## WHAT YOU HAVE TO DO
Copy only the lines between the one containing "Give me a plain-text" and the end of the records, both included, leaving out pictures.

--- start EXTRACTED DATA ---

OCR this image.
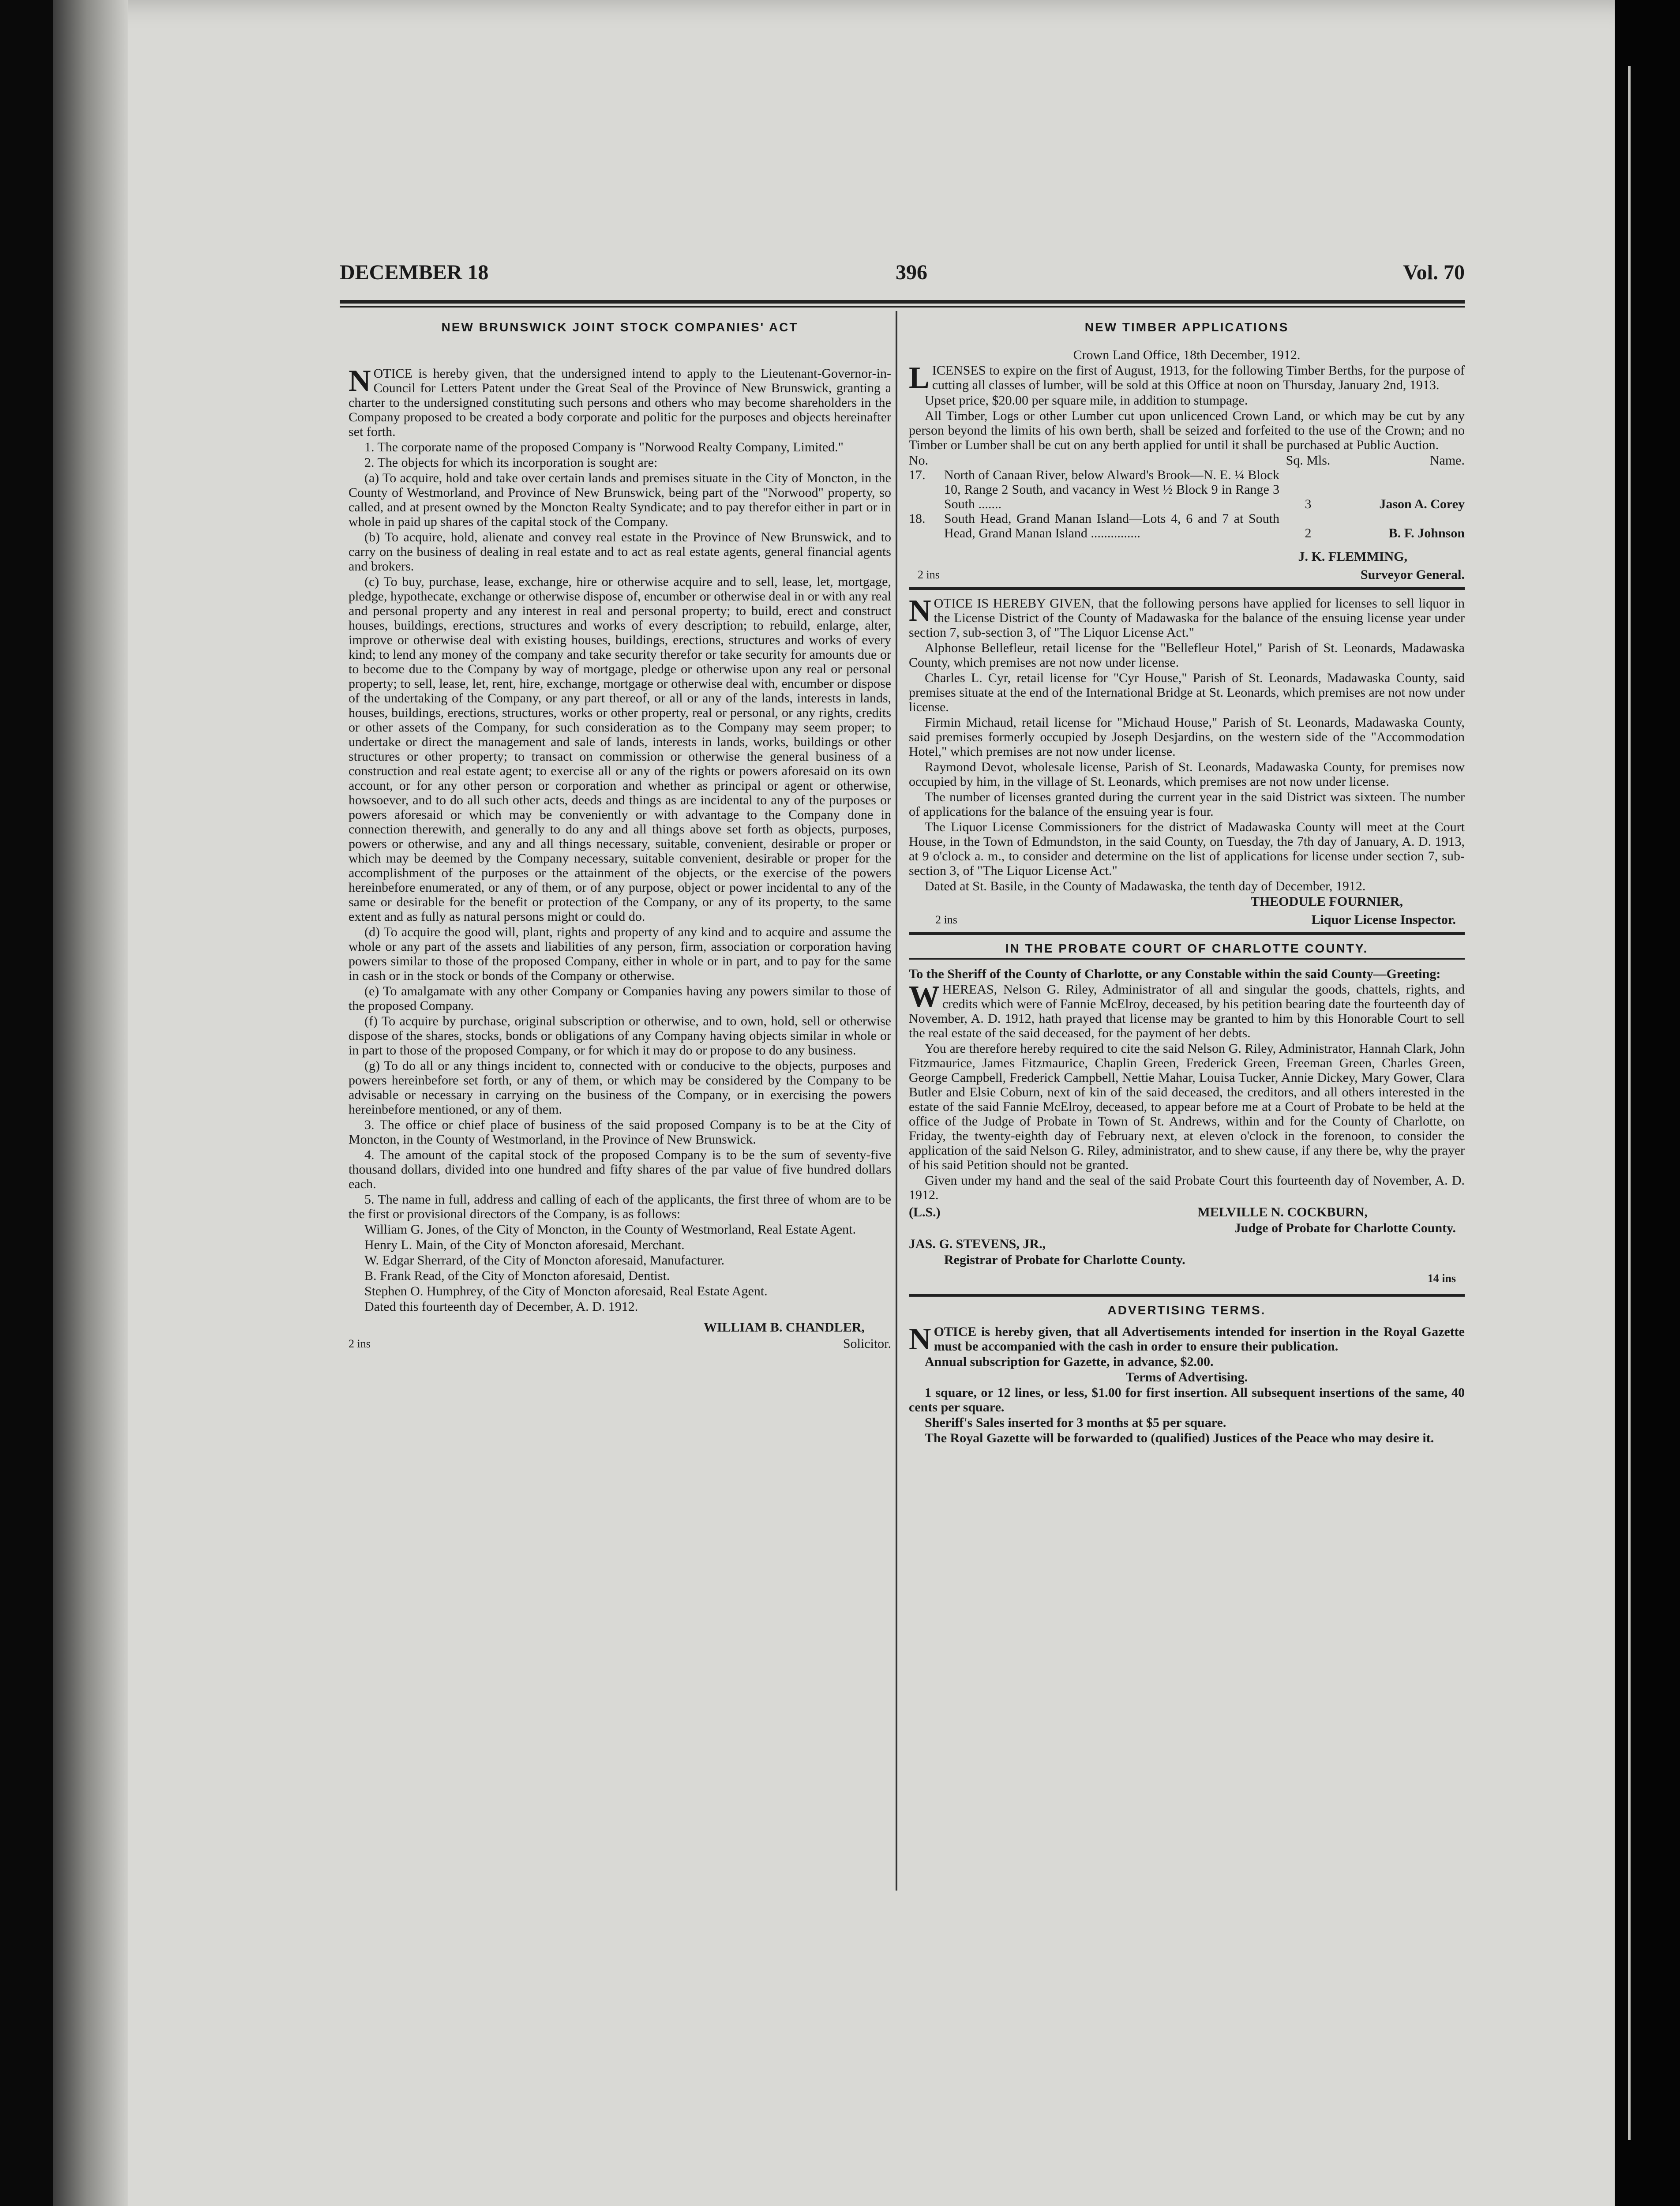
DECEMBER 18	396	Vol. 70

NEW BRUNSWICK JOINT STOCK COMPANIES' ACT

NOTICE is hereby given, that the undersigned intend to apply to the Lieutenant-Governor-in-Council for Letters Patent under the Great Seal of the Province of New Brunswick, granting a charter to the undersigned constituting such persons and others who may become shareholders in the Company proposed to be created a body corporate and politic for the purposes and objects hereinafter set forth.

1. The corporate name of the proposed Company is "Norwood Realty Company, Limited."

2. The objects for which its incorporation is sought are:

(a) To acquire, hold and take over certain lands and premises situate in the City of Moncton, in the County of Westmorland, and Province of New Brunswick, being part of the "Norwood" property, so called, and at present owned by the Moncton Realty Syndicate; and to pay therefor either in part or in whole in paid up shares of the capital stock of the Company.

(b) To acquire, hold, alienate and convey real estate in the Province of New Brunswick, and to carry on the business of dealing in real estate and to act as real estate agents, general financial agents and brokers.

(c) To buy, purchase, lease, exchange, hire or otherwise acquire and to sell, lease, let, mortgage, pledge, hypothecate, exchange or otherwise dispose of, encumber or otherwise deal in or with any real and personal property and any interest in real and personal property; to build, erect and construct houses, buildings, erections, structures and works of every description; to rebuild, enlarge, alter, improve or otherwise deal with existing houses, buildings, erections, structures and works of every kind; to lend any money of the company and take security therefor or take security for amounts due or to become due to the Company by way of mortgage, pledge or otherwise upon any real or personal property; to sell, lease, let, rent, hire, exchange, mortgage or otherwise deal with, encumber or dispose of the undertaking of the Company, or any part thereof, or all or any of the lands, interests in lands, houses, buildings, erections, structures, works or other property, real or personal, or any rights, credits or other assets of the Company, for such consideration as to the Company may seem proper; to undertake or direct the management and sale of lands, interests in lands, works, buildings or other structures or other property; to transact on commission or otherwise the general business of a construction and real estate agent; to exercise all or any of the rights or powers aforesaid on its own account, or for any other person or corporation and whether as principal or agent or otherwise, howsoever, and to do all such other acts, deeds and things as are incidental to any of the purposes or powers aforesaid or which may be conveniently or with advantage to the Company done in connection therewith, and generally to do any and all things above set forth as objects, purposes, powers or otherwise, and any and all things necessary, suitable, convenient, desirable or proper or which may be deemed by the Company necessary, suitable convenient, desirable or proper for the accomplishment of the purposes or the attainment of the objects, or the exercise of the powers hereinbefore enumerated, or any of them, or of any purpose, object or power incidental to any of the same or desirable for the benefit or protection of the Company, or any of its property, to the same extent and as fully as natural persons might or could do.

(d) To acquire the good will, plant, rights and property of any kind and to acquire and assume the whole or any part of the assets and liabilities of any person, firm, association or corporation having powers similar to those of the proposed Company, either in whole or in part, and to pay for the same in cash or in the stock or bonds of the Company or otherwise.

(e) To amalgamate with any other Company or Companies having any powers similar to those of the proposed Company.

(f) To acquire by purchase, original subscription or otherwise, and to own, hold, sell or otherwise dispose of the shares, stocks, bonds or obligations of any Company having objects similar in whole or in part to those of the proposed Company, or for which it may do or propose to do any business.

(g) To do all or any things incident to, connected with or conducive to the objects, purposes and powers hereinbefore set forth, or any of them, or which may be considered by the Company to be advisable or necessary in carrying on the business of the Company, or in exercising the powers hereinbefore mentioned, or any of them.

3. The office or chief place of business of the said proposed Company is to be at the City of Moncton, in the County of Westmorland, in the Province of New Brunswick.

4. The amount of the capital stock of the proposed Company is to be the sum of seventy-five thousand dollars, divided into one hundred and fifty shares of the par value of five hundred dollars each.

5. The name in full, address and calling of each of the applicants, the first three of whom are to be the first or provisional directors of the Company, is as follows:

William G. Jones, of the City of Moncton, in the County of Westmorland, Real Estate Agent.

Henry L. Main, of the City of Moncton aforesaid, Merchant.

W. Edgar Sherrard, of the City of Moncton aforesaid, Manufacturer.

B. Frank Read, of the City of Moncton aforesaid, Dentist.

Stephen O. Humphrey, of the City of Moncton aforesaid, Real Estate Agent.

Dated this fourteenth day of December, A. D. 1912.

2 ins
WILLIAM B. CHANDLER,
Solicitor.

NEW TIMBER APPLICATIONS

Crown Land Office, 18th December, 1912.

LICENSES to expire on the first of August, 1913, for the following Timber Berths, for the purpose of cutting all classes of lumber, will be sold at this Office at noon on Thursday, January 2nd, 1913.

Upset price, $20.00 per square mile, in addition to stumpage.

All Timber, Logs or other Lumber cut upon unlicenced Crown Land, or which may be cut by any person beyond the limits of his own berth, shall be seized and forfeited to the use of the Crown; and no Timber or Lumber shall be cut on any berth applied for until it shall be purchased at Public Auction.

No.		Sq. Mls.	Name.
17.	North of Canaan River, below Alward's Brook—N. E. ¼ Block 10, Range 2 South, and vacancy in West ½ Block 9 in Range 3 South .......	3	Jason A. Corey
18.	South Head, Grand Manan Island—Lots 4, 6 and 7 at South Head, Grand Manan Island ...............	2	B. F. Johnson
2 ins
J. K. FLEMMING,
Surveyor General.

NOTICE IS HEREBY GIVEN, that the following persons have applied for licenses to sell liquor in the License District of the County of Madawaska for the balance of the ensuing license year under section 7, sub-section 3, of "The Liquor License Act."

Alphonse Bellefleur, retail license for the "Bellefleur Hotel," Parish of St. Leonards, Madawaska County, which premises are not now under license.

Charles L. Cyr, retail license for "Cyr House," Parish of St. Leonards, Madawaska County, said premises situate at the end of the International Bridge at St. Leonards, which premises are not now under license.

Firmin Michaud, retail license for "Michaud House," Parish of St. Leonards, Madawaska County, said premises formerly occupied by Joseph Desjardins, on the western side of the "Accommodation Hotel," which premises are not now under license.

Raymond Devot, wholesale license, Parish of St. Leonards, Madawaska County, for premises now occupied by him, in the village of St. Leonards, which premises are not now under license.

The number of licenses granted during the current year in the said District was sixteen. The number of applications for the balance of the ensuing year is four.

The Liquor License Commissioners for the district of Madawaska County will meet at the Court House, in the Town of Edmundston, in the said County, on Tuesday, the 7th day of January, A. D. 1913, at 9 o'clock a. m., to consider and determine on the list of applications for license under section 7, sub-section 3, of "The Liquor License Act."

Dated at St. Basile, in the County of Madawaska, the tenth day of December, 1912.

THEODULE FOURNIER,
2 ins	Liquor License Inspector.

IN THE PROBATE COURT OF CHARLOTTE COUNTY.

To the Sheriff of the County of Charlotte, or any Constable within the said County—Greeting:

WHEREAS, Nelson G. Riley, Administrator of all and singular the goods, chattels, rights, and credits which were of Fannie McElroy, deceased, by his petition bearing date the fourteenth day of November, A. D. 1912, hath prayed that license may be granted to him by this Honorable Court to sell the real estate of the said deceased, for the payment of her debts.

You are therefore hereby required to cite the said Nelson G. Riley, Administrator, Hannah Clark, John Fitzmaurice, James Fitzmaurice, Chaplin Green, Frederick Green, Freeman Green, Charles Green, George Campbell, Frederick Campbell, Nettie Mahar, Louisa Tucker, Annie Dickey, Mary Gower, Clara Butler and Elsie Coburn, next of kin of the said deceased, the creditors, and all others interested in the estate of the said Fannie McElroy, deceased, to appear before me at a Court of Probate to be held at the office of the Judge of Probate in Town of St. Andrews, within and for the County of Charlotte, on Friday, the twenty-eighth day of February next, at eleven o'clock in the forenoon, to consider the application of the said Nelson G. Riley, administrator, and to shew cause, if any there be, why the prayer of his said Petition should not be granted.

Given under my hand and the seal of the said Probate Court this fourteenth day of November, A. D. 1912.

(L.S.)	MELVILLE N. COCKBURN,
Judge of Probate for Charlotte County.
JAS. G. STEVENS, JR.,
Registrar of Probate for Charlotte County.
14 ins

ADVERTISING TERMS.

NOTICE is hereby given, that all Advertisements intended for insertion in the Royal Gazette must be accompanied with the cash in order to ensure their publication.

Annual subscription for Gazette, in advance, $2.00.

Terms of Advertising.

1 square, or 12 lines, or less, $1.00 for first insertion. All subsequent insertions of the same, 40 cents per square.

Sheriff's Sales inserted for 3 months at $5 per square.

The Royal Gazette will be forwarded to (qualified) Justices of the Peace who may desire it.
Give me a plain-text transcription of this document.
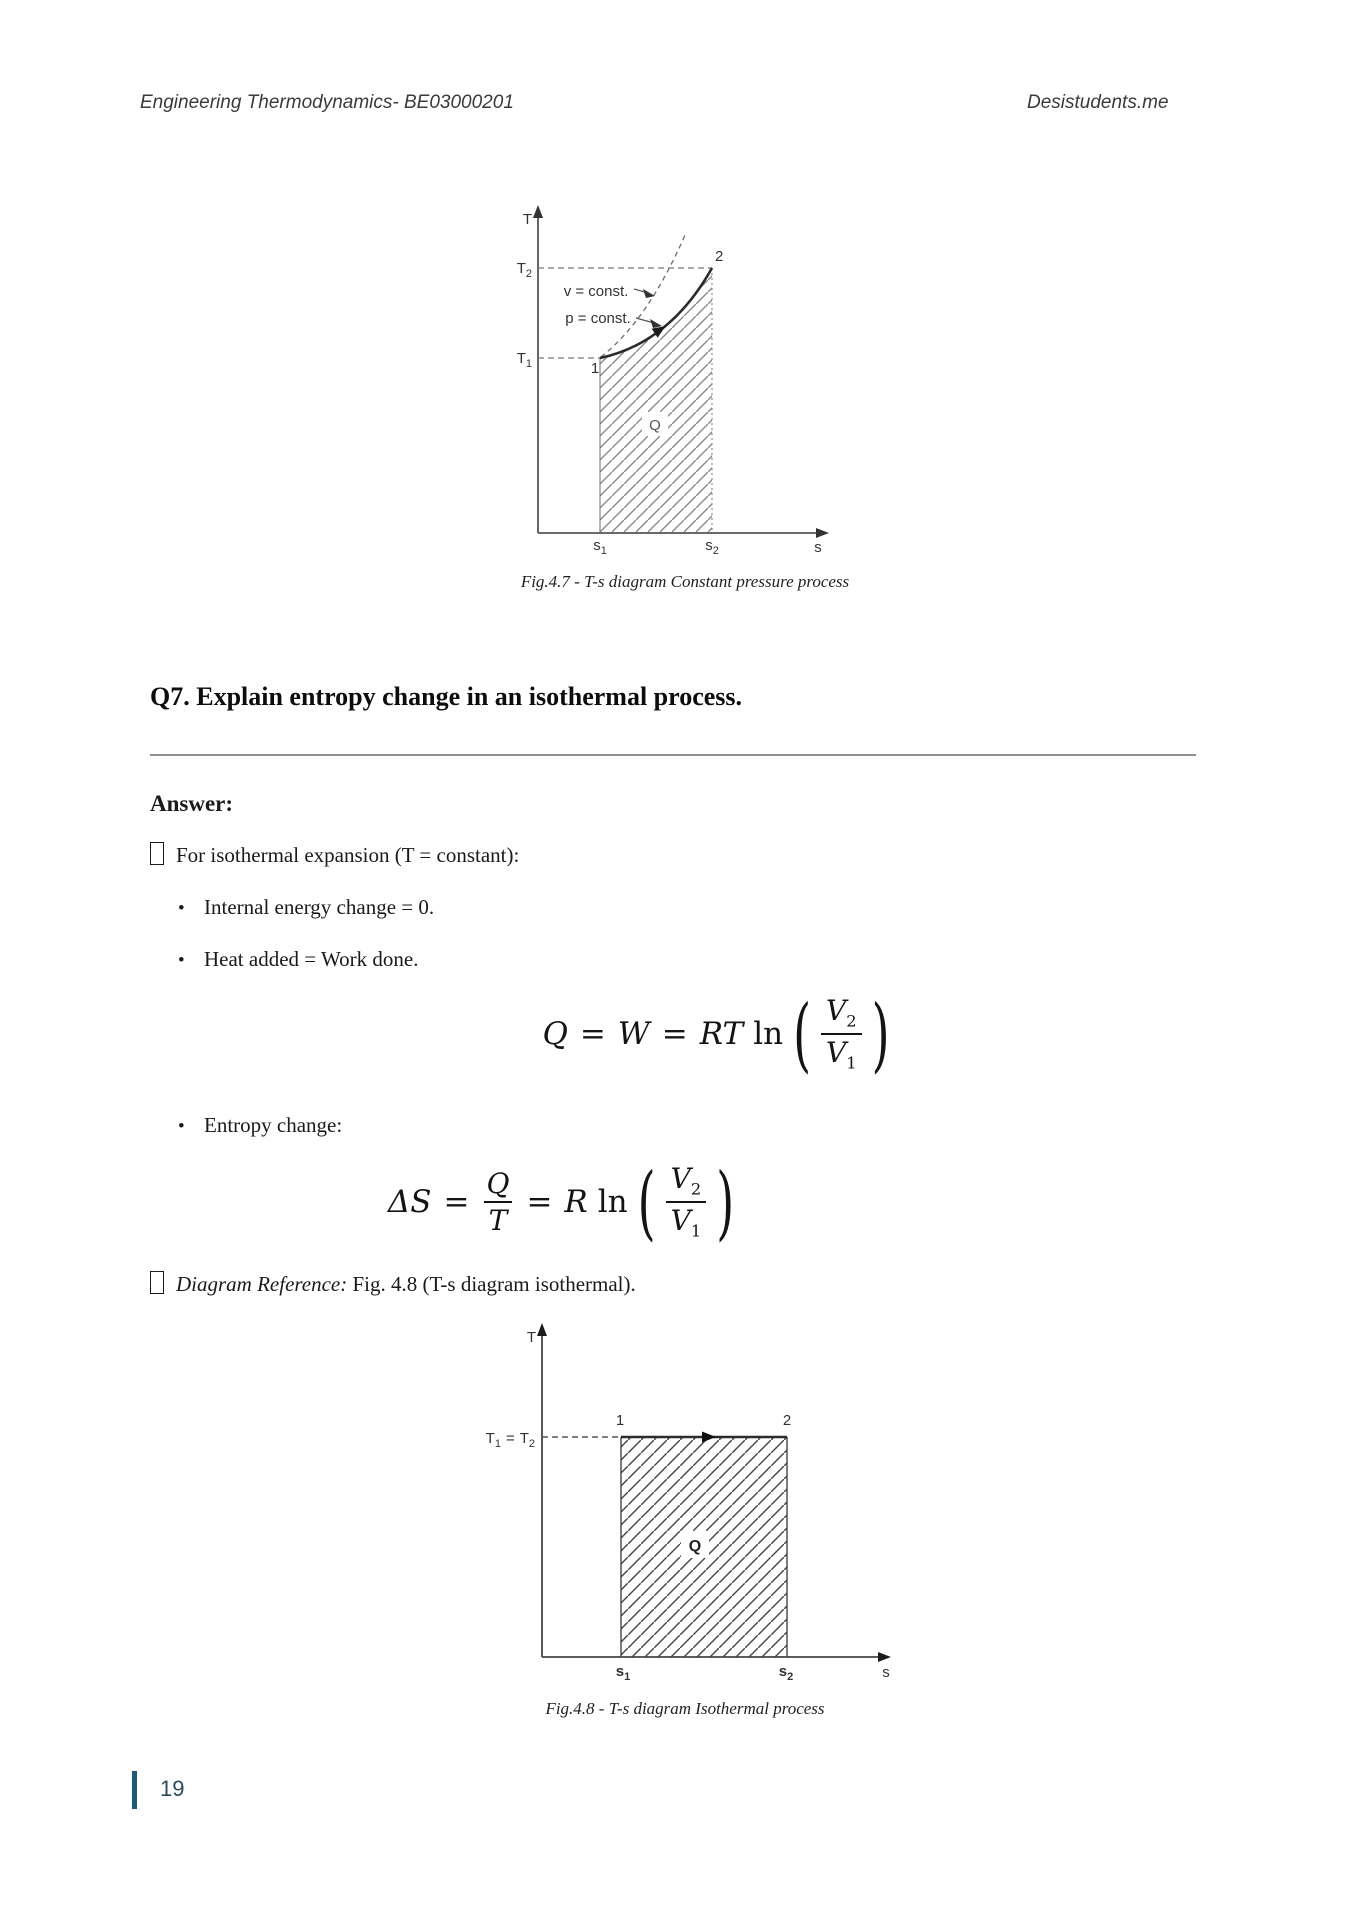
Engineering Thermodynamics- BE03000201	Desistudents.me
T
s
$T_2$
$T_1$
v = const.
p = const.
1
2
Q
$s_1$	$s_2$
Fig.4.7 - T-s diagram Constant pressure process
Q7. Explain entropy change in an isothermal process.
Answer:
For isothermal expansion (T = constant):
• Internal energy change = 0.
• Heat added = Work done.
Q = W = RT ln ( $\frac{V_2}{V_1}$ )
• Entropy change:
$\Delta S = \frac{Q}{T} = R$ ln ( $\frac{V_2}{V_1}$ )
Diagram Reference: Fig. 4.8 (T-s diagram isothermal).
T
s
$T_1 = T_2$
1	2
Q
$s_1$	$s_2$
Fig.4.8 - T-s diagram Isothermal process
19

--- end EXTRACTED DATA ---

## RESPONSE TO THE TASK
Give me a plain-text transcription of this document.
Engineering Thermodynamics- BE03000201	Desistudents.me
T
s
$T_2$
$T_1$
v = const.
p = const.
1
2
Q
$s_1$	$s_2$
Fig.4.7 - T-s diagram Constant pressure process
Q7. Explain entropy change in an isothermal process.
Answer:
For isothermal expansion (T = constant):
• Internal energy change = 0.
• Heat added = Work done.
Q = W = RT ln ( $\frac{V_2}{V_1}$ )
• Entropy change:
$\Delta S = \frac{Q}{T} = R$ ln ( $\frac{V_2}{V_1}$ )
Diagram Reference: Fig. 4.8 (T-s diagram isothermal).
T
s
$T_1 = T_2$
1	2
Q
$s_1$	$s_2$
Fig.4.8 - T-s diagram Isothermal process
19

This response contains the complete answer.